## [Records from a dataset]
====
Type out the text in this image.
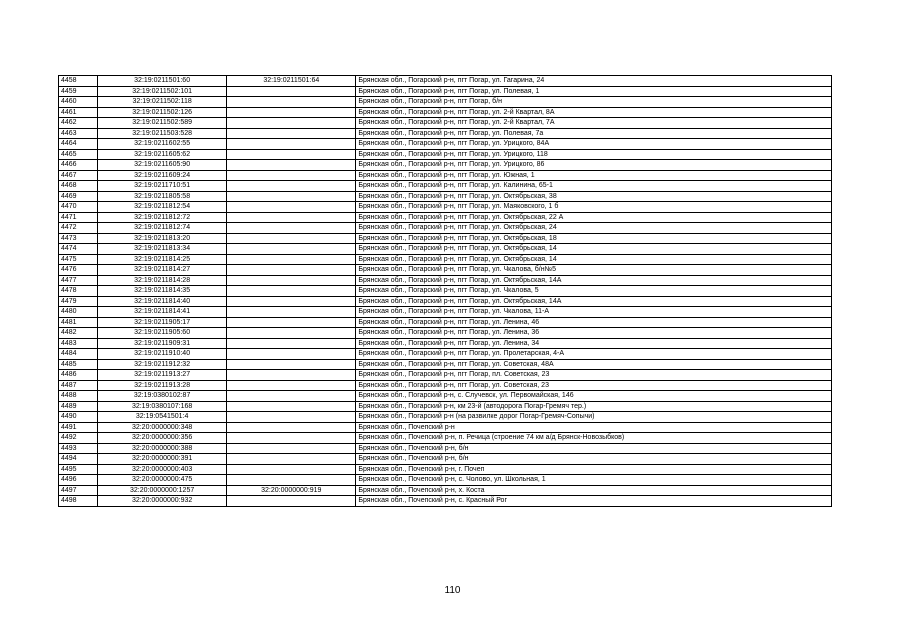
4458	32:19:0211501:60	32:19:0211501:64	Брянская обл., Погарский р-н, пгт Погар, ул. Гагарина, 24
4459	32:19:0211502:101		Брянская обл., Погарский р-н, пгт Погар, ул. Полевая, 1
4460	32:19:0211502:118		Брянская обл., Погарский р-н, пгт Погар, б/н
4461	32:19:0211502:126		Брянская обл., Погарский р-н, пгт Погар, ул. 2-й Квартал, 8А
4462	32:19:0211502:589		Брянская обл., Погарский р-н, пгт Погар, ул. 2-й Квартал, 7А
4463	32:19:0211503:528		Брянская обл., Погарский р-н, пгт Погар, ул. Полевая, 7а
4464	32:19:0211602:55		Брянская обл., Погарский р-н, пгт Погар, ул. Урицкого, 84А
4465	32:19:0211605:62		Брянская обл., Погарский р-н, пгт Погар, ул. Урицкого, 118
4466	32:19:0211605:90		Брянская обл., Погарский р-н, пгт Погар, ул. Урицкого, 86
4467	32:19:0211609:24		Брянская обл., Погарский р-н, пгт Погар, ул. Южная, 1
4468	32:19:0211710:51		Брянская обл., Погарский р-н, пгт Погар, ул. Калинина, 65-1
4469	32:19:0211805:58		Брянская обл., Погарский р-н, пгт Погар, ул. Октябрьская, 38
4470	32:19:0211812:54		Брянская обл., Погарский р-н, пгт Погар, ул. Маяковского, 1 б
4471	32:19:0211812:72		Брянская обл., Погарский р-н, пгт Погар, ул. Октябрьская, 22 А
4472	32:19:0211812:74		Брянская обл., Погарский р-н, пгт Погар, ул. Октябрьская, 24
4473	32:19:0211813:20		Брянская обл., Погарский р-н, пгт Погар, ул. Октябрьская, 18
4474	32:19:0211813:34		Брянская обл., Погарский р-н, пгт Погар, ул. Октябрьская, 14
4475	32:19:0211814:25		Брянская обл., Погарский р-н, пгт Погар, ул. Октябрьская, 14
4476	32:19:0211814:27		Брянская обл., Погарский р-н, пгт Погар, ул. Чкалова, б/н№5
4477	32:19:0211814:28		Брянская обл., Погарский р-н, пгт Погар, ул. Октябрьская, 14А
4478	32:19:0211814:35		Брянская обл., Погарский р-н, пгт Погар, ул. Чкалова, 5
4479	32:19:0211814:40		Брянская обл., Погарский р-н, пгт Погар, ул. Октябрьская, 14А
4480	32:19:0211814:41		Брянская обл., Погарский р-н, пгт Погар, ул. Чкалова, 11-А
4481	32:19:0211905:17		Брянская обл., Погарский р-н, пгт Погар, ул. Ленина, 46
4482	32:19:0211905:60		Брянская обл., Погарский р-н, пгт Погар, ул. Ленина, 36
4483	32:19:0211909:31		Брянская обл., Погарский р-н, пгт Погар, ул. Ленина, 34
4484	32:19:0211910:40		Брянская обл., Погарский р-н, пгт Погар, ул. Пролетарская, 4-А
4485	32:19:0211912:32		Брянская обл., Погарский р-н, пгт Погар, ул. Советская, 48А
4486	32:19:0211913:27		Брянская обл., Погарский р-н, пгт Погар, пл. Советская, 23
4487	32:19:0211913:28		Брянская обл., Погарский р-н, пгт Погар, ул. Советская, 23
4488	32:19:0380102:87		Брянская обл., Погарский р-н, с. Случевск, ул. Первомайская, 146
4489	32:19:0380107:168		Брянская обл., Погарский р-н, км 23-й (автодорога Погар-Гремяч тер.)
4490	32:19:0541501:4		Брянская обл., Погарский р-н (на развилке дорог Погар-Гремяч-Сопычи)
4491	32:20:0000000:348		Брянская обл., Почепский р-н
4492	32:20:0000000:356		Брянская обл., Почепский р-н, п. Речица (строение 74 км а/д Брянск-Новозыбков)
4493	32:20:0000000:388		Брянская обл., Почепский р-н, б/н
4494	32:20:0000000:391		Брянская обл., Почепский р-н, б/н
4495	32:20:0000000:403		Брянская обл., Почепский р-н, г. Почеп
4496	32:20:0000000:475		Брянская обл., Почепский р-н, с. Чолово, ул. Школьная, 1
4497	32:20:0000000:1257	32:20:0000000:919	Брянская обл., Почепский р-н, х. Коста
4498	32:20:0000000:932		Брянская обл., Почепский р-н, с. Красный Рог
110
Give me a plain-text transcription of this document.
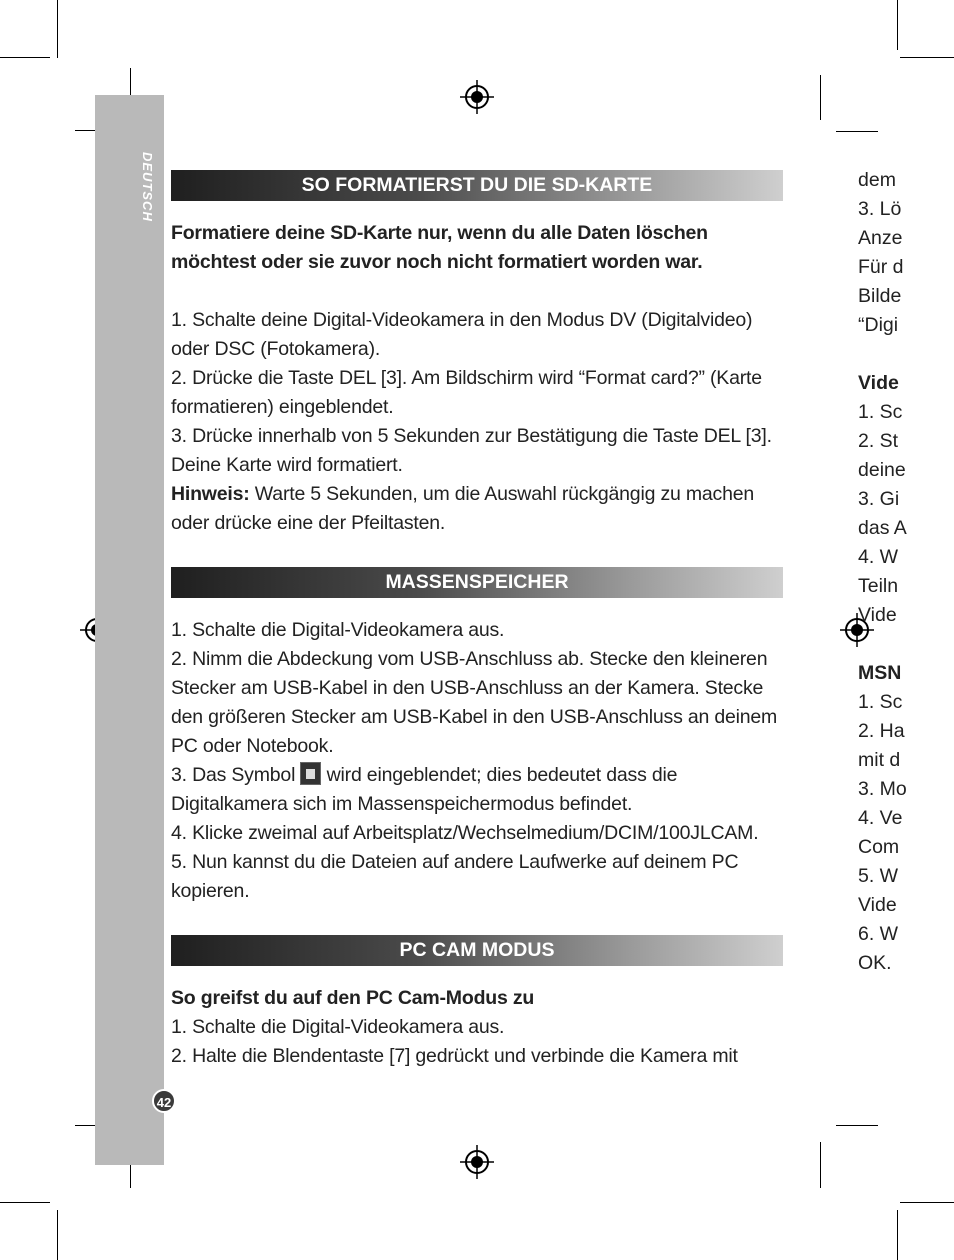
DEUTSCH
42
SO FORMATIERST DU DIE SD-KARTE

Formatiere deine SD-Karte nur, wenn du alle Daten löschen möchtest oder sie zuvor noch nicht formatiert worden war.

1. Schalte deine Digital-Videokamera in den Modus DV (Digitalvideo) oder DSC (Fotokamera).

2. Drücke die Taste DEL [3]. Am Bildschirm wird “Format card?” (Karte formatieren) eingeblendet.

3. Drücke innerhalb von 5 Sekunden zur Bestätigung die Taste DEL [3]. Deine Karte wird formatiert.

Hinweis: Warte 5 Sekunden, um die Auswahl rückgängig zu machen oder drücke eine der Pfeiltasten.

MASSENSPEICHER

1. Schalte die Digital-Videokamera aus.

2. Nimm die Abdeckung vom USB-Anschluss ab. Stecke den kleineren Stecker am USB-Kabel in den USB-Anschluss an der Kamera. Stecke den größeren Stecker am USB-Kabel in den USB-Anschluss an deinem PC oder Notebook.

3. Das Symbol  wird eingeblendet; dies bedeutet dass die Digitalkamera sich im Massenspeichermodus befindet.

4. Klicke zweimal auf Arbeitsplatz/Wechselmedium/DCIM/100JLCAM.

5. Nun kannst du die Dateien auf andere Laufwerke auf deinem PC kopieren.

PC CAM MODUS

So greifst du auf den PC Cam-Modus zu

1. Schalte die Digital-Videokamera aus.

2. Halte die Blendentaste [7] gedrückt und verbinde die Kamera mit

dem
3. Lö
Anze
Für d
Bilde
“Digi
Vide
1. Sc
2. St
deine
3. Gi
das A
4. W
Teiln
Vide
MSN
1. Sc
2. Ha
mit d
3. Mo
4. Ve
Com
5. W
Vide
6. W
OK.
====
## [EXERCISE DESCRIPTION]
Only a number is wanted: how many lines contain "Полевая"?

## [SOLUTION TO THE PROBLEM]
2